== Your task ==
Send each entry back exactly as given, pictures excluded.

== Material for this exercise ==
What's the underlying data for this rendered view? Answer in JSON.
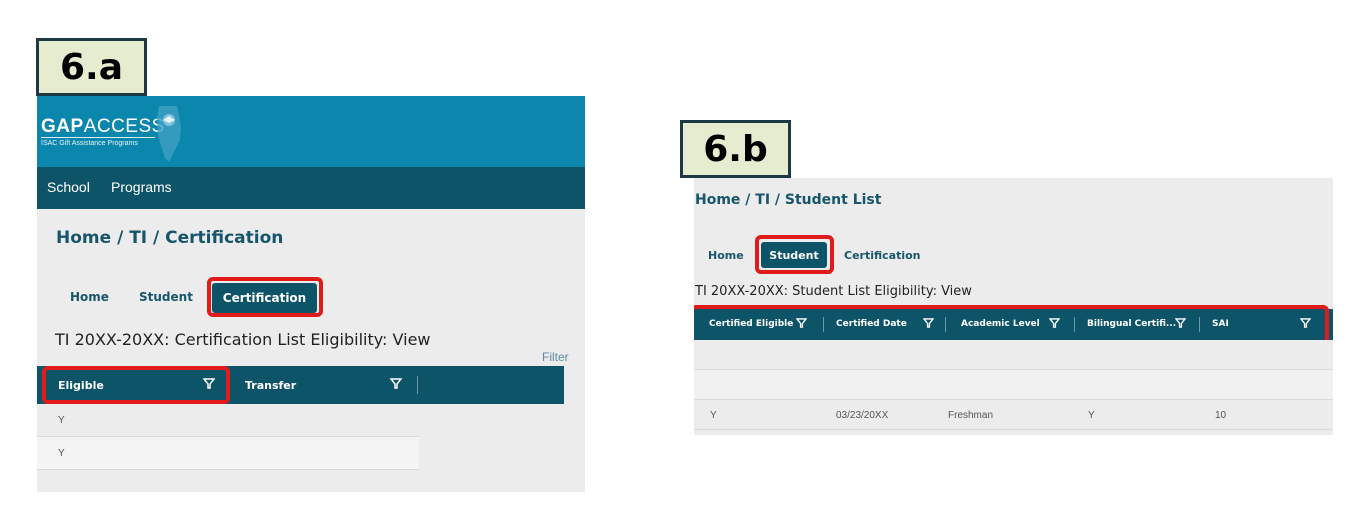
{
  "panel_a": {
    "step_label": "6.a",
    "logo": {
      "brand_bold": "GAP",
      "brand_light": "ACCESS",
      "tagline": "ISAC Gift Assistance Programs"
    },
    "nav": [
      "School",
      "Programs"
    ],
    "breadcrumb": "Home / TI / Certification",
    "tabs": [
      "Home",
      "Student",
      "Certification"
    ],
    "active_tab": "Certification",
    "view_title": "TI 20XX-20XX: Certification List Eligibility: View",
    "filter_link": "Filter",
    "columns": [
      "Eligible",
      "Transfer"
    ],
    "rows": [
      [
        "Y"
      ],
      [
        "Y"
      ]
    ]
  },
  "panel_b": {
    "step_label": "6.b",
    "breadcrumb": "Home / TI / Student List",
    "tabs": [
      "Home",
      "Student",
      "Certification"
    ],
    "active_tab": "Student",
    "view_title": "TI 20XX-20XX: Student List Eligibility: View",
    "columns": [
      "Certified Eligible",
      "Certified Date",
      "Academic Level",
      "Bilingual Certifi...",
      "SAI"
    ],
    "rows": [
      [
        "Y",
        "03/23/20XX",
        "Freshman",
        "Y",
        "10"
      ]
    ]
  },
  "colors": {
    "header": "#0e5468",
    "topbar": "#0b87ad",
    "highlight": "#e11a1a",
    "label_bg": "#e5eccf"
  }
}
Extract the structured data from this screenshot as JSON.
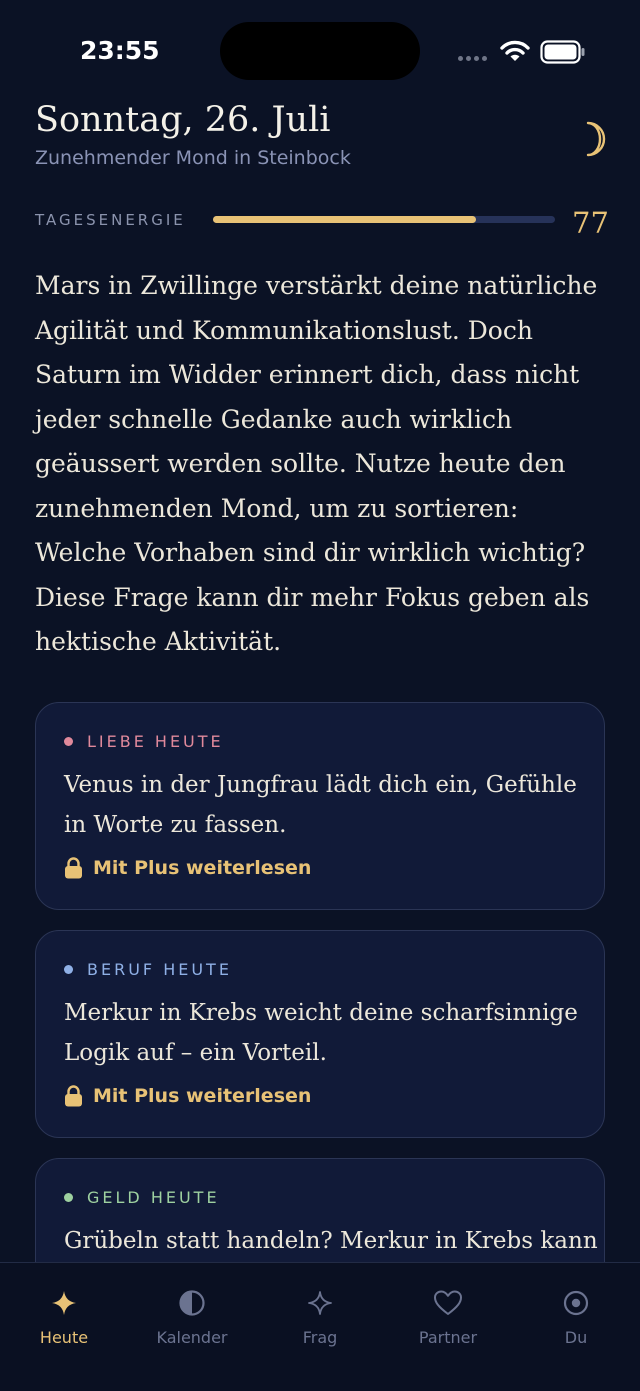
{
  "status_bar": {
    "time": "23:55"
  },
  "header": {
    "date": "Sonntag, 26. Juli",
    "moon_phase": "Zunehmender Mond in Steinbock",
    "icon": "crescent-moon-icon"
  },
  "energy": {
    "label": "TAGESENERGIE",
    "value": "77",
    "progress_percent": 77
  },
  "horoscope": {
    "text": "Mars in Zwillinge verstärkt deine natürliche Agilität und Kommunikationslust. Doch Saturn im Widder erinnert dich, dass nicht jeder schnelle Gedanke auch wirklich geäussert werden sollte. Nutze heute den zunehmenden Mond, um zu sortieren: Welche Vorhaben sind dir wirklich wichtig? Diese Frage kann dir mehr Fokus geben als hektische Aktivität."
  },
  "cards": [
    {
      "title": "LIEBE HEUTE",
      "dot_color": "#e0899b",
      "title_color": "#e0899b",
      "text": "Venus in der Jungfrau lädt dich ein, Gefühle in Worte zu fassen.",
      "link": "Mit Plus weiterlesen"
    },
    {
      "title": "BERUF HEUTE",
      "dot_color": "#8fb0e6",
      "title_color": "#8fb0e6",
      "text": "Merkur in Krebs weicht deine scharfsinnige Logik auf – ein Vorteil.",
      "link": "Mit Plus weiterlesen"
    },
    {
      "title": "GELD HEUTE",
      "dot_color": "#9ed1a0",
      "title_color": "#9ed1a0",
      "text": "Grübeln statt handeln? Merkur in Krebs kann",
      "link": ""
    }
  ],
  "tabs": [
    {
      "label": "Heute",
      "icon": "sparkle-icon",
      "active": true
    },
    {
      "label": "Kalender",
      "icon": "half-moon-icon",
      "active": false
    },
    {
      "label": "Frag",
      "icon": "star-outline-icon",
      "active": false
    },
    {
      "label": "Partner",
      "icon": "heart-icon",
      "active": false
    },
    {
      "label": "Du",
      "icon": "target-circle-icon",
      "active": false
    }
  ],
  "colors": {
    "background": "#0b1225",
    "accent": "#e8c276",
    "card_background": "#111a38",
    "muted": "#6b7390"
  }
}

== Exercise output ==
What's the underlying data for this rendered view? Answer in JSON.
{
  "panel_a": {
    "step_label": "6.a",
    "logo": {
      "brand_bold": "GAP",
      "brand_light": "ACCESS",
      "tagline": "ISAC Gift Assistance Programs"
    },
    "nav": [
      "School",
      "Programs"
    ],
    "breadcrumb": "Home / TI / Certification",
    "tabs": [
      "Home",
      "Student",
      "Certification"
    ],
    "active_tab": "Certification",
    "view_title": "TI 20XX-20XX: Certification List Eligibility: View",
    "filter_link": "Filter",
    "columns": [
      "Eligible",
      "Transfer"
    ],
    "rows": [
      [
        "Y"
      ],
      [
        "Y"
      ]
    ]
  },
  "panel_b": {
    "step_label": "6.b",
    "breadcrumb": "Home / TI / Student List",
    "tabs": [
      "Home",
      "Student",
      "Certification"
    ],
    "active_tab": "Student",
    "view_title": "TI 20XX-20XX: Student List Eligibility: View",
    "columns": [
      "Certified Eligible",
      "Certified Date",
      "Academic Level",
      "Bilingual Certifi...",
      "SAI"
    ],
    "rows": [
      [
        "Y",
        "03/23/20XX",
        "Freshman",
        "Y",
        "10"
      ]
    ]
  },
  "colors": {
    "header": "#0e5468",
    "topbar": "#0b87ad",
    "highlight": "#e11a1a",
    "label_bg": "#e5eccf"
  }
}
Extract the structured data from this screenshot as JSON.
{
  "status_bar": {
    "time": "23:55"
  },
  "header": {
    "date": "Sonntag, 26. Juli",
    "moon_phase": "Zunehmender Mond in Steinbock",
    "icon": "crescent-moon-icon"
  },
  "energy": {
    "label": "TAGESENERGIE",
    "value": "77",
    "progress_percent": 77
  },
  "horoscope": {
    "text": "Mars in Zwillinge verstärkt deine natürliche Agilität und Kommunikationslust. Doch Saturn im Widder erinnert dich, dass nicht jeder schnelle Gedanke auch wirklich geäussert werden sollte. Nutze heute den zunehmenden Mond, um zu sortieren: Welche Vorhaben sind dir wirklich wichtig? Diese Frage kann dir mehr Fokus geben als hektische Aktivität."
  },
  "cards": [
    {
      "title": "LIEBE HEUTE",
      "dot_color": "#e0899b",
      "title_color": "#e0899b",
      "text": "Venus in der Jungfrau lädt dich ein, Gefühle in Worte zu fassen.",
      "link": "Mit Plus weiterlesen"
    },
    {
      "title": "BERUF HEUTE",
      "dot_color": "#8fb0e6",
      "title_color": "#8fb0e6",
      "text": "Merkur in Krebs weicht deine scharfsinnige Logik auf – ein Vorteil.",
      "link": "Mit Plus weiterlesen"
    },
    {
      "title": "GELD HEUTE",
      "dot_color": "#9ed1a0",
      "title_color": "#9ed1a0",
      "text": "Grübeln statt handeln? Merkur in Krebs kann",
      "link": ""
    }
  ],
  "tabs": [
    {
      "label": "Heute",
      "icon": "sparkle-icon",
      "active": true
    },
    {
      "label": "Kalender",
      "icon": "half-moon-icon",
      "active": false
    },
    {
      "label": "Frag",
      "icon": "star-outline-icon",
      "active": false
    },
    {
      "label": "Partner",
      "icon": "heart-icon",
      "active": false
    },
    {
      "label": "Du",
      "icon": "target-circle-icon",
      "active": false
    }
  ],
  "colors": {
    "background": "#0b1225",
    "accent": "#e8c276",
    "card_background": "#111a38",
    "muted": "#6b7390"
  }
}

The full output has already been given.